● Stored data entries:
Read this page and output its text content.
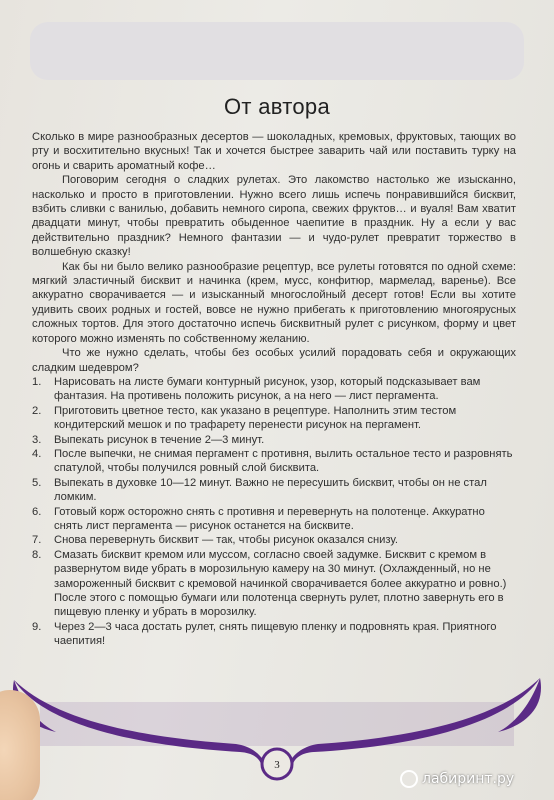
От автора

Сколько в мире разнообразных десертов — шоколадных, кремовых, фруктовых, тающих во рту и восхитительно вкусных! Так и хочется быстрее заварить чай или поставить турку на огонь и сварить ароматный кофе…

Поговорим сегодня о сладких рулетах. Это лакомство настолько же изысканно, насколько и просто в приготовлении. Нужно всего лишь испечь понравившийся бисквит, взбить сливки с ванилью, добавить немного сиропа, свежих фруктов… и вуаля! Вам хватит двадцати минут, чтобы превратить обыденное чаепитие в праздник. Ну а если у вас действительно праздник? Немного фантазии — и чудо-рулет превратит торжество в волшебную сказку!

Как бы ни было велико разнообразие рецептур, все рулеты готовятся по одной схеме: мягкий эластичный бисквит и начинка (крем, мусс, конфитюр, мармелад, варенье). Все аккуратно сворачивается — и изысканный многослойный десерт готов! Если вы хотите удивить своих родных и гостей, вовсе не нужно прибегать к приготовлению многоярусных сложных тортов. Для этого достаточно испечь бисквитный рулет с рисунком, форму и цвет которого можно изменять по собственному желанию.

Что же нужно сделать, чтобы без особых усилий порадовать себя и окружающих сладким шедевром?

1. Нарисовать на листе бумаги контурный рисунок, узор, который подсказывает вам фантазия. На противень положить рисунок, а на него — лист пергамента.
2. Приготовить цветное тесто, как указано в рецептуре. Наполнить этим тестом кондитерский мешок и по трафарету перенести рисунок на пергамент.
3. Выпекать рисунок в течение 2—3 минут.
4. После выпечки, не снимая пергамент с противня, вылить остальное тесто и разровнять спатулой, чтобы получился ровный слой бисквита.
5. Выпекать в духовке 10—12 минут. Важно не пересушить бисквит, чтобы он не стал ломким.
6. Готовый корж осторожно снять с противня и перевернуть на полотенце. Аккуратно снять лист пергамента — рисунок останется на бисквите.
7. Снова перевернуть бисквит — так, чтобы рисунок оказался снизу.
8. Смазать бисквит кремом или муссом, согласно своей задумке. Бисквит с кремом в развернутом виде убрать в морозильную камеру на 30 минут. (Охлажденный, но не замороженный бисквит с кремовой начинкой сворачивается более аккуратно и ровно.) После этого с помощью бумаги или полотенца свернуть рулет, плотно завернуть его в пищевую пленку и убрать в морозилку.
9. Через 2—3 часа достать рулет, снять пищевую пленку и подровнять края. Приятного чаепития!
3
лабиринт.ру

● Directions: Copy out each line in the listing that has the word "снять".

● Solution for this exercise:
6. Готовый корж осторожно снять с противня и перевернуть на полотенце. Аккуратно снять лист пергамента — рисунок останется на бисквите.
9. Через 2—3 часа достать рулет, снять пищевую пленку и подровнять края. Приятного чаепития!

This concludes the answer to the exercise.